Data entries for graphics
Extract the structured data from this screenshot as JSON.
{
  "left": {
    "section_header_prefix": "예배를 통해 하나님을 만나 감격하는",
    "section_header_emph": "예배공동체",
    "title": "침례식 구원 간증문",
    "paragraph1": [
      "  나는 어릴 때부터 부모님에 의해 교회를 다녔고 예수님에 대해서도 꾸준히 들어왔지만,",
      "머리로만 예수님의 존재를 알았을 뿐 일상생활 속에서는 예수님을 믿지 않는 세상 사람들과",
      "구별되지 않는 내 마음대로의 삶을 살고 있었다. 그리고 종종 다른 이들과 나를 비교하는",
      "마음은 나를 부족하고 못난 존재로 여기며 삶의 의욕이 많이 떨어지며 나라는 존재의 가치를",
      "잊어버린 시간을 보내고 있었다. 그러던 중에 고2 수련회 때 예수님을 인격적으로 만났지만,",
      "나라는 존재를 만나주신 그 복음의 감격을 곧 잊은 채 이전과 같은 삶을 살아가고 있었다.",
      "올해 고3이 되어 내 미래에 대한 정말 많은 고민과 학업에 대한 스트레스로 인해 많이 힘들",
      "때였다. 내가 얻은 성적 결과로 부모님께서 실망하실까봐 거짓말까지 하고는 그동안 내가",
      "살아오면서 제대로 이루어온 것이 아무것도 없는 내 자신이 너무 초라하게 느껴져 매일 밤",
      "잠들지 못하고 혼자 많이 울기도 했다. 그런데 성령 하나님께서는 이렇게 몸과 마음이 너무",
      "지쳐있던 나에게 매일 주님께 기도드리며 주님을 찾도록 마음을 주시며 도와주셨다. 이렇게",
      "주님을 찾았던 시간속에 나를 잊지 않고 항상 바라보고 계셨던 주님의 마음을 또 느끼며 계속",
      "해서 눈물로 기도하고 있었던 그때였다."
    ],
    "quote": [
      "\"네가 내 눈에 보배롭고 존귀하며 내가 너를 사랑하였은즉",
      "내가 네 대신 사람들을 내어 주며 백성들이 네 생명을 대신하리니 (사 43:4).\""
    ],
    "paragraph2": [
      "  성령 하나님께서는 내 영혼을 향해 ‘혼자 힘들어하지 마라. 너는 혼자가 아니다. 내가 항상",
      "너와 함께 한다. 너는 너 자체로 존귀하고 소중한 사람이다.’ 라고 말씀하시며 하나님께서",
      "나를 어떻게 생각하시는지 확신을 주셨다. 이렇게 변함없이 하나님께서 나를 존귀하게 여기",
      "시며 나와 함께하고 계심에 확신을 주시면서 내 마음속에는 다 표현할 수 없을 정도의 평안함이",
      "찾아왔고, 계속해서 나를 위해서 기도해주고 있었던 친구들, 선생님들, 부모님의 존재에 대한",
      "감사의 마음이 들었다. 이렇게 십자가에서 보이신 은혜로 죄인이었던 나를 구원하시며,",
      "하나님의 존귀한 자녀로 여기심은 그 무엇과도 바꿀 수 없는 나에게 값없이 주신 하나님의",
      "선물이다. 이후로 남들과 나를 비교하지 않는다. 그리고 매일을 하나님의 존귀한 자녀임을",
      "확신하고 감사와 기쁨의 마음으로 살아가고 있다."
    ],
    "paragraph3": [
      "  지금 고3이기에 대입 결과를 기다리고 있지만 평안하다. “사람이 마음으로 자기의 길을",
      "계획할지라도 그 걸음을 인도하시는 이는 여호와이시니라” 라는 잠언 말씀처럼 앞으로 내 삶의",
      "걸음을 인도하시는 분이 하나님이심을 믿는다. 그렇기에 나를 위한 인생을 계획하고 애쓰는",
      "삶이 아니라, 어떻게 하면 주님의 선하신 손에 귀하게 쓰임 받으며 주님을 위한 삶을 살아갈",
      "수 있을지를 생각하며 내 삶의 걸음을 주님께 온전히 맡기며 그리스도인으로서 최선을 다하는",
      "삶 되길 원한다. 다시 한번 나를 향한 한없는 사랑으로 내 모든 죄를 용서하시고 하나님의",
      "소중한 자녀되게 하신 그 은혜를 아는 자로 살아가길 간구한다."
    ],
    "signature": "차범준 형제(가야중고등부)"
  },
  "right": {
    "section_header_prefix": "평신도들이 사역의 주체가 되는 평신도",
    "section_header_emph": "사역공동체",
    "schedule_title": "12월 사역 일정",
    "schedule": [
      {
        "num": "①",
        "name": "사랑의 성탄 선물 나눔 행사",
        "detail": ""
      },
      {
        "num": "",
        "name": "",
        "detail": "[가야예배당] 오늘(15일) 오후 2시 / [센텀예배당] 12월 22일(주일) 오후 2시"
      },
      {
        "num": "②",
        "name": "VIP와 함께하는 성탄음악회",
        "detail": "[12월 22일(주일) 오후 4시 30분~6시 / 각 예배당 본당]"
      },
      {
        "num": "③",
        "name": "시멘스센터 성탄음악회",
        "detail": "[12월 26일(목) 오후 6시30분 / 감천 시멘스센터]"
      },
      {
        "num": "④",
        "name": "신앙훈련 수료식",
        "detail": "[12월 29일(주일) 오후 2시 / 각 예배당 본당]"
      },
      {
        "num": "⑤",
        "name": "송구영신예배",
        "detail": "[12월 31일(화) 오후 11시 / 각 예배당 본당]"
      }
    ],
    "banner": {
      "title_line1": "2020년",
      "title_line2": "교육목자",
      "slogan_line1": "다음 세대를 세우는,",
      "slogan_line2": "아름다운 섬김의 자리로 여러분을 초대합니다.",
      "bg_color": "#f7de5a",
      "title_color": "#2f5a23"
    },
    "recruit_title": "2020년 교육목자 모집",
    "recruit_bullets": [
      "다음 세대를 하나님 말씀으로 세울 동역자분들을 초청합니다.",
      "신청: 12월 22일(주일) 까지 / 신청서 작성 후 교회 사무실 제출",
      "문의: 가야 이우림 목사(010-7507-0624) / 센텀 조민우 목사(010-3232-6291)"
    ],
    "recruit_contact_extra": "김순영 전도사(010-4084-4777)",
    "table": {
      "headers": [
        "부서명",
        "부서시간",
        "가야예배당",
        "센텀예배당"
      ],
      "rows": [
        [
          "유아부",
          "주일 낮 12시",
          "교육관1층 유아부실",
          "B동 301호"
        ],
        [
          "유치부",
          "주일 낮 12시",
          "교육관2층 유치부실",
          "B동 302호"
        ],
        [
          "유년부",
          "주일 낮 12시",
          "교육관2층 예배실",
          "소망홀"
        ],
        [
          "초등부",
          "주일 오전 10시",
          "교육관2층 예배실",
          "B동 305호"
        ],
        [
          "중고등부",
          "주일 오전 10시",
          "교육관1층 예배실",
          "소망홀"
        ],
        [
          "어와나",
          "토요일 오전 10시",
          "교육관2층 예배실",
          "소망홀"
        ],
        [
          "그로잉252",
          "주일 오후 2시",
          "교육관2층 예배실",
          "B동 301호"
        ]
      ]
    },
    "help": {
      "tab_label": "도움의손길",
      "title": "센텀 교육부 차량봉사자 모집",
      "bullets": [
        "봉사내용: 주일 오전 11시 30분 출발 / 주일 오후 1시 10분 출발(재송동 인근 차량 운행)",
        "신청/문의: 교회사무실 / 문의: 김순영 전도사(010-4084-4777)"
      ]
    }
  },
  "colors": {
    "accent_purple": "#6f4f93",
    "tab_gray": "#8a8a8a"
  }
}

▶ SHORT EXERCISE: Print every record above exactly as written.

▶ EXERCISE RESULT:
Extract the structured data from this screenshot as JSON.
{
  "left": {
    "section_header_prefix": "예배를 통해 하나님을 만나 감격하는",
    "section_header_emph": "예배공동체",
    "title": "침례식 구원 간증문",
    "paragraph1": [
      "  나는 어릴 때부터 부모님에 의해 교회를 다녔고 예수님에 대해서도 꾸준히 들어왔지만,",
      "머리로만 예수님의 존재를 알았을 뿐 일상생활 속에서는 예수님을 믿지 않는 세상 사람들과",
      "구별되지 않는 내 마음대로의 삶을 살고 있었다. 그리고 종종 다른 이들과 나를 비교하는",
      "마음은 나를 부족하고 못난 존재로 여기며 삶의 의욕이 많이 떨어지며 나라는 존재의 가치를",
      "잊어버린 시간을 보내고 있었다. 그러던 중에 고2 수련회 때 예수님을 인격적으로 만났지만,",
      "나라는 존재를 만나주신 그 복음의 감격을 곧 잊은 채 이전과 같은 삶을 살아가고 있었다.",
      "올해 고3이 되어 내 미래에 대한 정말 많은 고민과 학업에 대한 스트레스로 인해 많이 힘들",
      "때였다. 내가 얻은 성적 결과로 부모님께서 실망하실까봐 거짓말까지 하고는 그동안 내가",
      "살아오면서 제대로 이루어온 것이 아무것도 없는 내 자신이 너무 초라하게 느껴져 매일 밤",
      "잠들지 못하고 혼자 많이 울기도 했다. 그런데 성령 하나님께서는 이렇게 몸과 마음이 너무",
      "지쳐있던 나에게 매일 주님께 기도드리며 주님을 찾도록 마음을 주시며 도와주셨다. 이렇게",
      "주님을 찾았던 시간속에 나를 잊지 않고 항상 바라보고 계셨던 주님의 마음을 또 느끼며 계속",
      "해서 눈물로 기도하고 있었던 그때였다."
    ],
    "quote": [
      "\"네가 내 눈에 보배롭고 존귀하며 내가 너를 사랑하였은즉",
      "내가 네 대신 사람들을 내어 주며 백성들이 네 생명을 대신하리니 (사 43:4).\""
    ],
    "paragraph2": [
      "  성령 하나님께서는 내 영혼을 향해 ‘혼자 힘들어하지 마라. 너는 혼자가 아니다. 내가 항상",
      "너와 함께 한다. 너는 너 자체로 존귀하고 소중한 사람이다.’ 라고 말씀하시며 하나님께서",
      "나를 어떻게 생각하시는지 확신을 주셨다. 이렇게 변함없이 하나님께서 나를 존귀하게 여기",
      "시며 나와 함께하고 계심에 확신을 주시면서 내 마음속에는 다 표현할 수 없을 정도의 평안함이",
      "찾아왔고, 계속해서 나를 위해서 기도해주고 있었던 친구들, 선생님들, 부모님의 존재에 대한",
      "감사의 마음이 들었다. 이렇게 십자가에서 보이신 은혜로 죄인이었던 나를 구원하시며,",
      "하나님의 존귀한 자녀로 여기심은 그 무엇과도 바꿀 수 없는 나에게 값없이 주신 하나님의",
      "선물이다. 이후로 남들과 나를 비교하지 않는다. 그리고 매일을 하나님의 존귀한 자녀임을",
      "확신하고 감사와 기쁨의 마음으로 살아가고 있다."
    ],
    "paragraph3": [
      "  지금 고3이기에 대입 결과를 기다리고 있지만 평안하다. “사람이 마음으로 자기의 길을",
      "계획할지라도 그 걸음을 인도하시는 이는 여호와이시니라” 라는 잠언 말씀처럼 앞으로 내 삶의",
      "걸음을 인도하시는 분이 하나님이심을 믿는다. 그렇기에 나를 위한 인생을 계획하고 애쓰는",
      "삶이 아니라, 어떻게 하면 주님의 선하신 손에 귀하게 쓰임 받으며 주님을 위한 삶을 살아갈",
      "수 있을지를 생각하며 내 삶의 걸음을 주님께 온전히 맡기며 그리스도인으로서 최선을 다하는",
      "삶 되길 원한다. 다시 한번 나를 향한 한없는 사랑으로 내 모든 죄를 용서하시고 하나님의",
      "소중한 자녀되게 하신 그 은혜를 아는 자로 살아가길 간구한다."
    ],
    "signature": "차범준 형제(가야중고등부)"
  },
  "right": {
    "section_header_prefix": "평신도들이 사역의 주체가 되는 평신도",
    "section_header_emph": "사역공동체",
    "schedule_title": "12월 사역 일정",
    "schedule": [
      {
        "num": "①",
        "name": "사랑의 성탄 선물 나눔 행사",
        "detail": ""
      },
      {
        "num": "",
        "name": "",
        "detail": "[가야예배당] 오늘(15일) 오후 2시 / [센텀예배당] 12월 22일(주일) 오후 2시"
      },
      {
        "num": "②",
        "name": "VIP와 함께하는 성탄음악회",
        "detail": "[12월 22일(주일) 오후 4시 30분~6시 / 각 예배당 본당]"
      },
      {
        "num": "③",
        "name": "시멘스센터 성탄음악회",
        "detail": "[12월 26일(목) 오후 6시30분 / 감천 시멘스센터]"
      },
      {
        "num": "④",
        "name": "신앙훈련 수료식",
        "detail": "[12월 29일(주일) 오후 2시 / 각 예배당 본당]"
      },
      {
        "num": "⑤",
        "name": "송구영신예배",
        "detail": "[12월 31일(화) 오후 11시 / 각 예배당 본당]"
      }
    ],
    "banner": {
      "title_line1": "2020년",
      "title_line2": "교육목자",
      "slogan_line1": "다음 세대를 세우는,",
      "slogan_line2": "아름다운 섬김의 자리로 여러분을 초대합니다.",
      "bg_color": "#f7de5a",
      "title_color": "#2f5a23"
    },
    "recruit_title": "2020년 교육목자 모집",
    "recruit_bullets": [
      "다음 세대를 하나님 말씀으로 세울 동역자분들을 초청합니다.",
      "신청: 12월 22일(주일) 까지 / 신청서 작성 후 교회 사무실 제출",
      "문의: 가야 이우림 목사(010-7507-0624) / 센텀 조민우 목사(010-3232-6291)"
    ],
    "recruit_contact_extra": "김순영 전도사(010-4084-4777)",
    "table": {
      "headers": [
        "부서명",
        "부서시간",
        "가야예배당",
        "센텀예배당"
      ],
      "rows": [
        [
          "유아부",
          "주일 낮 12시",
          "교육관1층 유아부실",
          "B동 301호"
        ],
        [
          "유치부",
          "주일 낮 12시",
          "교육관2층 유치부실",
          "B동 302호"
        ],
        [
          "유년부",
          "주일 낮 12시",
          "교육관2층 예배실",
          "소망홀"
        ],
        [
          "초등부",
          "주일 오전 10시",
          "교육관2층 예배실",
          "B동 305호"
        ],
        [
          "중고등부",
          "주일 오전 10시",
          "교육관1층 예배실",
          "소망홀"
        ],
        [
          "어와나",
          "토요일 오전 10시",
          "교육관2층 예배실",
          "소망홀"
        ],
        [
          "그로잉252",
          "주일 오후 2시",
          "교육관2층 예배실",
          "B동 301호"
        ]
      ]
    },
    "help": {
      "tab_label": "도움의손길",
      "title": "센텀 교육부 차량봉사자 모집",
      "bullets": [
        "봉사내용: 주일 오전 11시 30분 출발 / 주일 오후 1시 10분 출발(재송동 인근 차량 운행)",
        "신청/문의: 교회사무실 / 문의: 김순영 전도사(010-4084-4777)"
      ]
    }
  },
  "colors": {
    "accent_purple": "#6f4f93",
    "tab_gray": "#8a8a8a"
  }
}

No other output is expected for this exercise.